What is being asked: Search the material for the string "地图制图学与地理信息工程", then report how many lines hold it, with no other text.

Supplied data:

┌────────

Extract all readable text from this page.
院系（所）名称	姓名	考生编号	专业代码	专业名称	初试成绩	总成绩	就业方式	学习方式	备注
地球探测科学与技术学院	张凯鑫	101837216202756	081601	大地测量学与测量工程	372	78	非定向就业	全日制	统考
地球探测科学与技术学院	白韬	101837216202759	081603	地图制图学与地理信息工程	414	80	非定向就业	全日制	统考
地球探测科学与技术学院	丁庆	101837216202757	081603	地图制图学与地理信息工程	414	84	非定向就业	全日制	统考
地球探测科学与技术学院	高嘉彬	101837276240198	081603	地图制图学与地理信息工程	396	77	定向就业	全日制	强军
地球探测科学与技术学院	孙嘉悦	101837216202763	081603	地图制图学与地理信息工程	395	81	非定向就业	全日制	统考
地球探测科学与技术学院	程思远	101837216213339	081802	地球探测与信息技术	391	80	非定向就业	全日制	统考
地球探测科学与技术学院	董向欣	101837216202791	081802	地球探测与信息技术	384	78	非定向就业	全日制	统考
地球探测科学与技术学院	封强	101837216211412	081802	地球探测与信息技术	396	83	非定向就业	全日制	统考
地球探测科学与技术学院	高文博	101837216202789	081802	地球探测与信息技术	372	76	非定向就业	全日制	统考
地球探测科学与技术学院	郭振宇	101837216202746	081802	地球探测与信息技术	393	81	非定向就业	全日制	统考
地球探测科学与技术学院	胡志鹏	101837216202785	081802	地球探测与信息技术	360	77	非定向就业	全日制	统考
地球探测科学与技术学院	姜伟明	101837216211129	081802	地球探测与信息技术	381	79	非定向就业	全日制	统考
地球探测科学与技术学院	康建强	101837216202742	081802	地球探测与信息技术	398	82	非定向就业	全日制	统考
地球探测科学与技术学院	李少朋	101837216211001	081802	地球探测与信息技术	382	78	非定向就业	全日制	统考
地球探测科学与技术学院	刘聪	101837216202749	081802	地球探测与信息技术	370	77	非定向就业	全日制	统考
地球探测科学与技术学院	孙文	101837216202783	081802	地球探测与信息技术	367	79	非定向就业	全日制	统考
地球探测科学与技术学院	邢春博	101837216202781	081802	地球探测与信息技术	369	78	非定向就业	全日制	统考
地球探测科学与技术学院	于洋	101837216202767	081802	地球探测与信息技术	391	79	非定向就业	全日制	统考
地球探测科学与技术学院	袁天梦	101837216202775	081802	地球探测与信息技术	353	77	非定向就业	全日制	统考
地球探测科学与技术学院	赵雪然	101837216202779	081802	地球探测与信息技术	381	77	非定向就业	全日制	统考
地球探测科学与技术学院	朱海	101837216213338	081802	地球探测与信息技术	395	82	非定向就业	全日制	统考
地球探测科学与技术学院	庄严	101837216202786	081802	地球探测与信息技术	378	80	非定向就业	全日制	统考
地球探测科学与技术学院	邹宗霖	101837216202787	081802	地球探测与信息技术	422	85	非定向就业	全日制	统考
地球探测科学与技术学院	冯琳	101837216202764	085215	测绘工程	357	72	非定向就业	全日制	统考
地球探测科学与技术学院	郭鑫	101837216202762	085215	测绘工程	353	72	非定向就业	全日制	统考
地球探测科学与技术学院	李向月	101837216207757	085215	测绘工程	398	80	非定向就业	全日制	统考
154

└────────

Solution: 4